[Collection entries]
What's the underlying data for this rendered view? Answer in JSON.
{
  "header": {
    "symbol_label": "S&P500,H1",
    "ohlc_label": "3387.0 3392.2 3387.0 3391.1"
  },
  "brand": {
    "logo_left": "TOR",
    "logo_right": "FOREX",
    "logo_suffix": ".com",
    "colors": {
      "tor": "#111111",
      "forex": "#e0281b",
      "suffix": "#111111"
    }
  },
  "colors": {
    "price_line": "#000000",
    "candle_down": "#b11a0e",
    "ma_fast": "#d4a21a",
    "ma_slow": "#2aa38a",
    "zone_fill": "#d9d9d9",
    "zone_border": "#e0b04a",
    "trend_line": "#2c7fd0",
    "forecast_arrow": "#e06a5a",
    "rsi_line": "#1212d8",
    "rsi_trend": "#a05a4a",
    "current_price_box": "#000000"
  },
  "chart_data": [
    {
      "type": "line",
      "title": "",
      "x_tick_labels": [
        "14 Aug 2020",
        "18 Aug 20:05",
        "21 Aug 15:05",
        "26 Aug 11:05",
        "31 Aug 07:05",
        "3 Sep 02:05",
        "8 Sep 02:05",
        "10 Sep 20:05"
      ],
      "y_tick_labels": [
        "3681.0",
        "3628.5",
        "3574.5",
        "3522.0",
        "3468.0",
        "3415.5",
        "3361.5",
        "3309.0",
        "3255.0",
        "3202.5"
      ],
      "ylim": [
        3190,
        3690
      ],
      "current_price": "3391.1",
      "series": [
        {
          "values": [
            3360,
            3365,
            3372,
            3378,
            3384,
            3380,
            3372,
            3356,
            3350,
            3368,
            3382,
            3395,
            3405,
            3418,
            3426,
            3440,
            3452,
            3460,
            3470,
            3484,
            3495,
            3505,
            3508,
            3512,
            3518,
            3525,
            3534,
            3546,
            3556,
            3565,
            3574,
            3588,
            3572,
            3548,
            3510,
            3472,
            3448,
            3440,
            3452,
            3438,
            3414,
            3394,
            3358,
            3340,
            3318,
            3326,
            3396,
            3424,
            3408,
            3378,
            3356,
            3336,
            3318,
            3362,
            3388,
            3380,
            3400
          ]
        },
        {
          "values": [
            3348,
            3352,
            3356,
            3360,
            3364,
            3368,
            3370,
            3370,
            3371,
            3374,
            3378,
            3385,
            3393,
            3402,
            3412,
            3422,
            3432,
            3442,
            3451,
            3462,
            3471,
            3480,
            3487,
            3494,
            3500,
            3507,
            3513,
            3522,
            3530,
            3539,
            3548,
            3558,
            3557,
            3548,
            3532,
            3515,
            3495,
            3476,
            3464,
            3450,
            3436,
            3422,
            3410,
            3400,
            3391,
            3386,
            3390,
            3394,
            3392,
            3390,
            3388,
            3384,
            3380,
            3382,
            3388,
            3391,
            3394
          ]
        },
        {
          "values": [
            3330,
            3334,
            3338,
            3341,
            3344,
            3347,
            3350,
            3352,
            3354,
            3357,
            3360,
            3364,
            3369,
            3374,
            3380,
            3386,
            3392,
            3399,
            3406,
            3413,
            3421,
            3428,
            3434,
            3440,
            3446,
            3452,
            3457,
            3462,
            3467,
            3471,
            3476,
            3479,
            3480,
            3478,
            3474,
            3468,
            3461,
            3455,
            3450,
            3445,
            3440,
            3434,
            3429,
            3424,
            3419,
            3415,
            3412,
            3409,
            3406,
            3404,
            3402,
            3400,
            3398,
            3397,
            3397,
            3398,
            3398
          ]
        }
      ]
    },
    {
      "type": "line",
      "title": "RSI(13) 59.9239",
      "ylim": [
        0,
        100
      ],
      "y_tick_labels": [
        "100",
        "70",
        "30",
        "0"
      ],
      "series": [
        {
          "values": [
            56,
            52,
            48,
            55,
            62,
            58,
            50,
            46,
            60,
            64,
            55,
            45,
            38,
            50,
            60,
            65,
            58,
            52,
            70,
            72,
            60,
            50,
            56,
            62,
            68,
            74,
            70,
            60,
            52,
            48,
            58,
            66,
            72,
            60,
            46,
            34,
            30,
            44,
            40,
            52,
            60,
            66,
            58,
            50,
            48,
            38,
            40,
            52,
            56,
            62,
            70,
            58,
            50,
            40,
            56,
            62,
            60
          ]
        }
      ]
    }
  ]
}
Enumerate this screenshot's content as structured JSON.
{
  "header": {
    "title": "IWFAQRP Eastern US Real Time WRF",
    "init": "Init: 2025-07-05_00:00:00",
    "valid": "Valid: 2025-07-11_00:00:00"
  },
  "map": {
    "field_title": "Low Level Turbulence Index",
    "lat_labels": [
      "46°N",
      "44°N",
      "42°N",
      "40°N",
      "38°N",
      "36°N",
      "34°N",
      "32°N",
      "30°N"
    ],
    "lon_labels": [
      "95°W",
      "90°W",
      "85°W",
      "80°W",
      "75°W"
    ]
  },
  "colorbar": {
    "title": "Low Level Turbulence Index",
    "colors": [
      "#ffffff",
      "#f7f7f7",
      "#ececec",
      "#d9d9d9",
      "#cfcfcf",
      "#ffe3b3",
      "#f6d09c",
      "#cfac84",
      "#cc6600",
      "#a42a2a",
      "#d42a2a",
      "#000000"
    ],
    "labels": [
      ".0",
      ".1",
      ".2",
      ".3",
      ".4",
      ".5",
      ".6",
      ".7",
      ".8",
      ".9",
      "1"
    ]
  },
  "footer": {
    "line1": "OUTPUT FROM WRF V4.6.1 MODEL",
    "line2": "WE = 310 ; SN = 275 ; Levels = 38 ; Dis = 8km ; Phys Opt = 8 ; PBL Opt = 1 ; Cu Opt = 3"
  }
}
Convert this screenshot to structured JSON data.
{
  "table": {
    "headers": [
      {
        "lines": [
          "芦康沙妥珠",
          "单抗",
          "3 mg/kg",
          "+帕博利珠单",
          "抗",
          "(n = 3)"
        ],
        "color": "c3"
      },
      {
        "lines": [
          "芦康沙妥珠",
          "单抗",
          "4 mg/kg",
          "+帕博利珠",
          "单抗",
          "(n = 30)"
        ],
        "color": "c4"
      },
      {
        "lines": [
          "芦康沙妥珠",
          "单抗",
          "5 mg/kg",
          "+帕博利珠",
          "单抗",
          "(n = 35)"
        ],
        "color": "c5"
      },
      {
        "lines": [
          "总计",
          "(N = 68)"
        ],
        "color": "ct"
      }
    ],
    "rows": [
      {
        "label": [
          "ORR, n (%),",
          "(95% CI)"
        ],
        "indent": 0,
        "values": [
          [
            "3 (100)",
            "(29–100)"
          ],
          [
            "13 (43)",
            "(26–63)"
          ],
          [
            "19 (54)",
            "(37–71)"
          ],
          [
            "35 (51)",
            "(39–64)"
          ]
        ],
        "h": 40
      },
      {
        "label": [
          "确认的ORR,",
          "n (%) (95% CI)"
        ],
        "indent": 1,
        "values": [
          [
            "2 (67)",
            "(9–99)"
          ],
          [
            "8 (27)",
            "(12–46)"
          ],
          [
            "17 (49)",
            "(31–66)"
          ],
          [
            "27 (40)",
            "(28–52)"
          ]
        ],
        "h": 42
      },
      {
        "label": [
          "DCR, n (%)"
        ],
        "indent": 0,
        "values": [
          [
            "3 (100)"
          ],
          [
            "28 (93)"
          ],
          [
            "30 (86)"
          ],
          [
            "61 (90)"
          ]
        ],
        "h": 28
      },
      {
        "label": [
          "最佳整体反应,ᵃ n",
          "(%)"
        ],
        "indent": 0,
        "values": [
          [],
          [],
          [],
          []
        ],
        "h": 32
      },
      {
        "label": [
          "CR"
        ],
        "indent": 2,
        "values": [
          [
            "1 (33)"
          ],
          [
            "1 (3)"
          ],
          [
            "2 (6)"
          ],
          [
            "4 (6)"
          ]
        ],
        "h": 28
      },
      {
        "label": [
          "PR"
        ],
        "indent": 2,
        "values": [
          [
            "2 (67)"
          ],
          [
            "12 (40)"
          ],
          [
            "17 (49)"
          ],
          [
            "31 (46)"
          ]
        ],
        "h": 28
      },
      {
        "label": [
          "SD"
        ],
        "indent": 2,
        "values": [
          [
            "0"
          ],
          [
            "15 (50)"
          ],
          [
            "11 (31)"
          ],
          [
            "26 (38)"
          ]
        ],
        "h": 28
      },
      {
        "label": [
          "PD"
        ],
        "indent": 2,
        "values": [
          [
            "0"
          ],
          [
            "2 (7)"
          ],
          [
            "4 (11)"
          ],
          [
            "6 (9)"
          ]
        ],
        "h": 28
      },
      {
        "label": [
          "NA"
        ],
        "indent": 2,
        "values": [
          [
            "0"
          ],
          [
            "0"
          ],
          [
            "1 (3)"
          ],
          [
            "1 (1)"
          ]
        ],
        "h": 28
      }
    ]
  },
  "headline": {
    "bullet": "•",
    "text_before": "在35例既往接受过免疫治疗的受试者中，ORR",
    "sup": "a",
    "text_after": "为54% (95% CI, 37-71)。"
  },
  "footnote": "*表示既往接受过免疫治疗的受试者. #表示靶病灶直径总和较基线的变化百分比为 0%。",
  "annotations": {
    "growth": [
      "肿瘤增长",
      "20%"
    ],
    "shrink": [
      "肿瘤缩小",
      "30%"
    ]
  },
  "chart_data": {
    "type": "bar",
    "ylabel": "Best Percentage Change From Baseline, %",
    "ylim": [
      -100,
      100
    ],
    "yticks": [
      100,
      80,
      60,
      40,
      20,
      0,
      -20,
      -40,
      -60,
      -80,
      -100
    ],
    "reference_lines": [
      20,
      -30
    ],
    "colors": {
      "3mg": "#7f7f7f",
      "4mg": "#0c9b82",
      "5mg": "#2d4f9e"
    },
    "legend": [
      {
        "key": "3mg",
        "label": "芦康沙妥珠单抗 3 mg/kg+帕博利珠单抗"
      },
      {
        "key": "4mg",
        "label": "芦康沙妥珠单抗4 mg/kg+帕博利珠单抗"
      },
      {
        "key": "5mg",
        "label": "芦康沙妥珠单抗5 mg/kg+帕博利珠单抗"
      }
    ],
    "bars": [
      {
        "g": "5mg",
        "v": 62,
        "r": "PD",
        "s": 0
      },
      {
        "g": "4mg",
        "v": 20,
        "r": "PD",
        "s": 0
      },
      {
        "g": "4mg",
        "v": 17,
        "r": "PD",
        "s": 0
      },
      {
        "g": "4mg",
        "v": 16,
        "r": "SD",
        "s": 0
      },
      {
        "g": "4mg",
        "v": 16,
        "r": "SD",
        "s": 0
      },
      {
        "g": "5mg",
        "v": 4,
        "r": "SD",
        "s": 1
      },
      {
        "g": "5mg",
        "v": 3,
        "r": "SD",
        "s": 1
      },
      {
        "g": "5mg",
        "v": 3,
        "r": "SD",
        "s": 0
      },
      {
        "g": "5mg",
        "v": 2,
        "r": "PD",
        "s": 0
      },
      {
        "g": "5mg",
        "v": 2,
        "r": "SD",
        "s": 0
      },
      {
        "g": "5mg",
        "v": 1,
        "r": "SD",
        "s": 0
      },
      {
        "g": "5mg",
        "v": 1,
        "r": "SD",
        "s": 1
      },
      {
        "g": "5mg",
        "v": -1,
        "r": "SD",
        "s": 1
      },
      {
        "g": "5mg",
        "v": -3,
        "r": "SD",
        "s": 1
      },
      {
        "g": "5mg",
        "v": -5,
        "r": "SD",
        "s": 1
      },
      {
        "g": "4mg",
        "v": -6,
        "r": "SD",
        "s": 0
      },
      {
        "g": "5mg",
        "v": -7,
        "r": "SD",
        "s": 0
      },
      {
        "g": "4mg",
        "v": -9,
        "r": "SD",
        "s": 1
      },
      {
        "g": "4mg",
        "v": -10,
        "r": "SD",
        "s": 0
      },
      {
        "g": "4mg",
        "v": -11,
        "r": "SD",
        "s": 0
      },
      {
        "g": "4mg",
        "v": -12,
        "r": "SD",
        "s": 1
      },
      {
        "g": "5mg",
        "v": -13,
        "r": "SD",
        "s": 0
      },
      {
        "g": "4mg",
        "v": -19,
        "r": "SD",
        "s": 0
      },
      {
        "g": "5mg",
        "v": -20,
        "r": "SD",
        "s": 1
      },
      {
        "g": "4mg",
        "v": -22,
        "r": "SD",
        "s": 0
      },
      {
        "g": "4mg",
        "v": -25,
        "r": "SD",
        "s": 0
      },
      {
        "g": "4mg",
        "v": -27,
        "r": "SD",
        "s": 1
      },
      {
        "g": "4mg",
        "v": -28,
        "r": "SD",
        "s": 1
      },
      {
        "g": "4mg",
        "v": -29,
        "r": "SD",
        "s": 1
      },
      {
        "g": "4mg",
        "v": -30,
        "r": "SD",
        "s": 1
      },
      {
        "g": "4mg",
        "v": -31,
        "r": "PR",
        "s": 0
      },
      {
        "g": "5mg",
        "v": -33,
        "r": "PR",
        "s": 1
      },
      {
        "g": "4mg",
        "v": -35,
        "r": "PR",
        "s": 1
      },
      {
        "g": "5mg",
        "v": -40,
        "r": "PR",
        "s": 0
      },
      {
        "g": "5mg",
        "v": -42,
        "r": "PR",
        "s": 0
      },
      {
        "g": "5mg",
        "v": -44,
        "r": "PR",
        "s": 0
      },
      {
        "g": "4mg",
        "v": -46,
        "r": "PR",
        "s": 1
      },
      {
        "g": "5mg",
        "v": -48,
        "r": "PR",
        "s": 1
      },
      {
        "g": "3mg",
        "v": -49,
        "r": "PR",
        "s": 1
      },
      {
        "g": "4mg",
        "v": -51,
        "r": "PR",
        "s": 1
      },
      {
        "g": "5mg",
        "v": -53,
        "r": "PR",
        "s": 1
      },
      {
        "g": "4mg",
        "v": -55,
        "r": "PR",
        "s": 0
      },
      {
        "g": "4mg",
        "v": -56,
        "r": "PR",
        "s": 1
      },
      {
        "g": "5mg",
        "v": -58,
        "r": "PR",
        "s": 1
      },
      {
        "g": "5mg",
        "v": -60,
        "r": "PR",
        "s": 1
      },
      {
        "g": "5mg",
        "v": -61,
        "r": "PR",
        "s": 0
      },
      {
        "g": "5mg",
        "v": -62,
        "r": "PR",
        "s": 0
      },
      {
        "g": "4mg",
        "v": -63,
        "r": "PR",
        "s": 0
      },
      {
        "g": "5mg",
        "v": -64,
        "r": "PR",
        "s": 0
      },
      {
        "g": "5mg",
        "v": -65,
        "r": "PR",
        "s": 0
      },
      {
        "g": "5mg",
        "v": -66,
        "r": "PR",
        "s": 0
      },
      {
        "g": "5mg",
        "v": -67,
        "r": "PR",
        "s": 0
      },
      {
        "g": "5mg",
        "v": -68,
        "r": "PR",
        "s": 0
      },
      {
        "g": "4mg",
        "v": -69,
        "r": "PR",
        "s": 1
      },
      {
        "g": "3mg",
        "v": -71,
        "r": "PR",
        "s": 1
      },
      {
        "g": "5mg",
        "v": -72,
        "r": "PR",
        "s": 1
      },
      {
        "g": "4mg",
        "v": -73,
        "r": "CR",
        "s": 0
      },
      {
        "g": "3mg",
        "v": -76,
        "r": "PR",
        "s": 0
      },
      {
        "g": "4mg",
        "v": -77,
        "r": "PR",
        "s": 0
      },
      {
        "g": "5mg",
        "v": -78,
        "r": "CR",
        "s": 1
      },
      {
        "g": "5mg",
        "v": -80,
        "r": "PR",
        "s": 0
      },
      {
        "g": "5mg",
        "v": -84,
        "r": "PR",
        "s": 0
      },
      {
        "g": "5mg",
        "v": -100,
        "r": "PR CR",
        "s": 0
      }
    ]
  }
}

● **Goal**:
Copy each line of the listing that includes "JSON".

● **Final answer**:
What's the underlying data for this rendered view? Answer in JSON.
Enumerate this screenshot's content as structured JSON.
Convert this screenshot to structured JSON data.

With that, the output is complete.